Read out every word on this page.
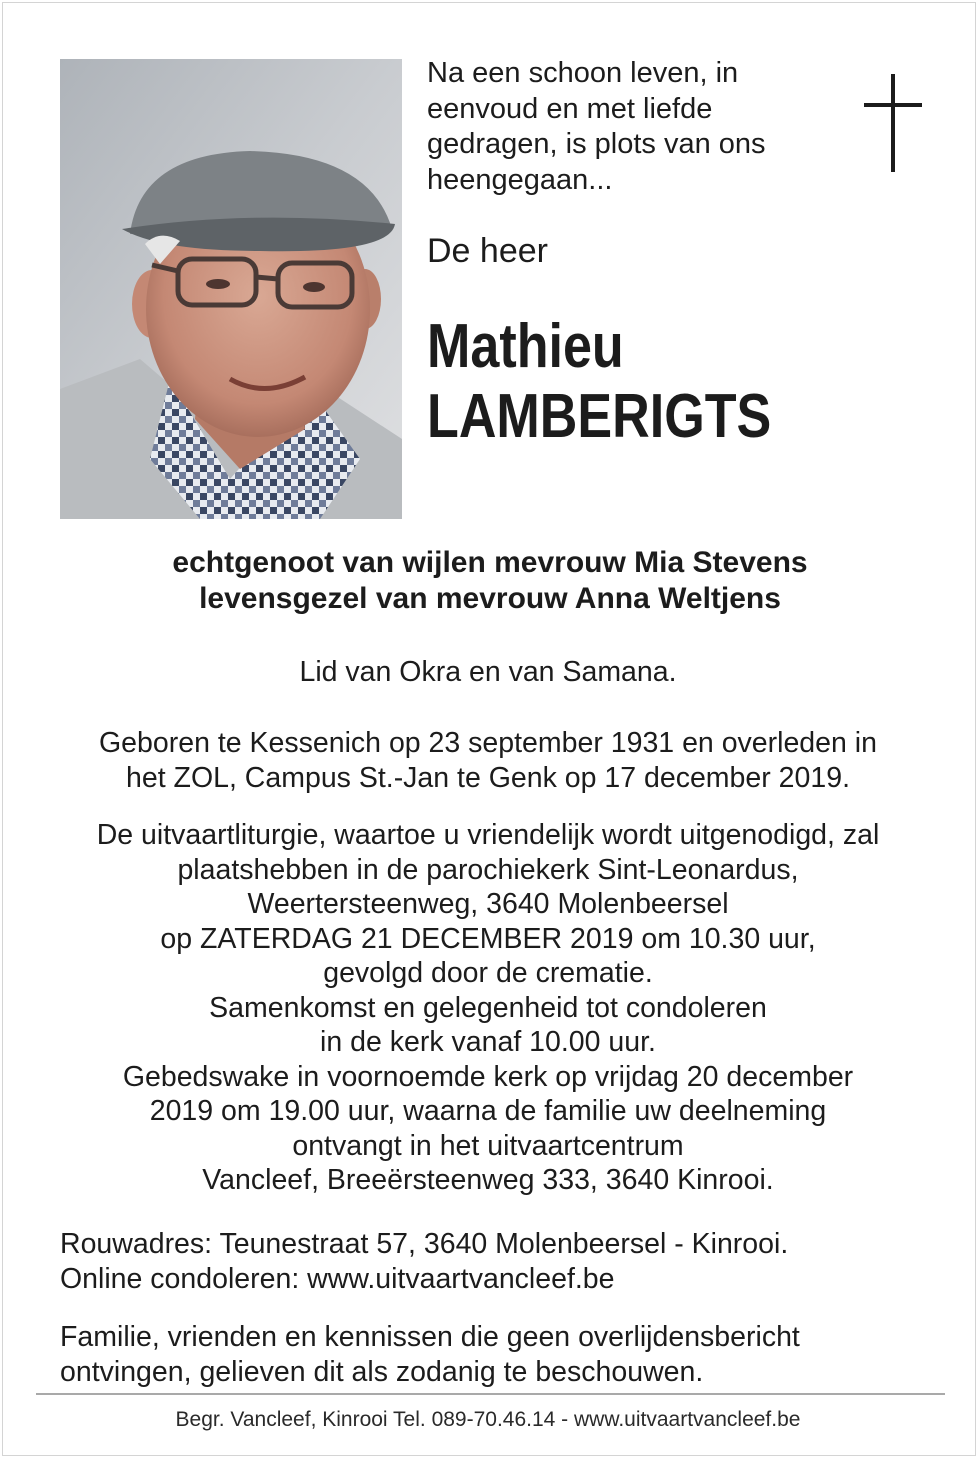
Na een schoon leven, in
eenvoud en met liefde
gedragen, is plots van ons
heengegaan...
De heer
Mathieu
LAMBERIGTS
echtgenoot van wijlen mevrouw Mia Stevens
levensgezel van mevrouw Anna Weltjens

Lid van Okra en van Samana.

Geboren te Kessenich op 23 september 1931 en overleden in
het ZOL, Campus St.-Jan te Genk op 17 december 2019.

De uitvaartliturgie, waartoe u vriendelijk wordt uitgenodigd, zal
plaatshebben in de parochiekerk Sint-Leonardus,
Weertersteenweg, 3640 Molenbeersel
op ZATERDAG 21 DECEMBER 2019 om 10.30 uur,
gevolgd door de crematie.
Samenkomst en gelegenheid tot condoleren
in de kerk vanaf 10.00 uur.
Gebedswake in voornoemde kerk op vrijdag 20 december
2019 om 19.00 uur, waarna de familie uw deelneming
ontvangt in het uitvaartcentrum
Vancleef, Breeërsteenweg 333, 3640 Kinrooi.

Rouwadres: Teunestraat 57, 3640 Molenbeersel - Kinrooi.
Online condoleren: www.uitvaartvancleef.be

Familie, vrienden en kennissen die geen overlijdensbericht
ontvingen, gelieven dit als zodanig te beschouwen.

Begr. Vancleef, Kinrooi Tel. 089-70.46.14 - www.uitvaartvancleef.be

Objective:
Quote the records above exactly, leaving out any pictures.

In response:
Read out every word on this page.
Na een schoon leven, in
eenvoud en met liefde
gedragen, is plots van ons
heengegaan...
De heer
Mathieu
LAMBERIGTS
echtgenoot van wijlen mevrouw Mia Stevens
levensgezel van mevrouw Anna Weltjens

Lid van Okra en van Samana.

Geboren te Kessenich op 23 september 1931 en overleden in
het ZOL, Campus St.-Jan te Genk op 17 december 2019.

De uitvaartliturgie, waartoe u vriendelijk wordt uitgenodigd, zal
plaatshebben in de parochiekerk Sint-Leonardus,
Weertersteenweg, 3640 Molenbeersel
op ZATERDAG 21 DECEMBER 2019 om 10.30 uur,
gevolgd door de crematie.
Samenkomst en gelegenheid tot condoleren
in de kerk vanaf 10.00 uur.
Gebedswake in voornoemde kerk op vrijdag 20 december
2019 om 19.00 uur, waarna de familie uw deelneming
ontvangt in het uitvaartcentrum
Vancleef, Breeërsteenweg 333, 3640 Kinrooi.

Rouwadres: Teunestraat 57, 3640 Molenbeersel - Kinrooi.
Online condoleren: www.uitvaartvancleef.be

Familie, vrienden en kennissen die geen overlijdensbericht
ontvingen, gelieven dit als zodanig te beschouwen.

Begr. Vancleef, Kinrooi Tel. 089-70.46.14 - www.uitvaartvancleef.be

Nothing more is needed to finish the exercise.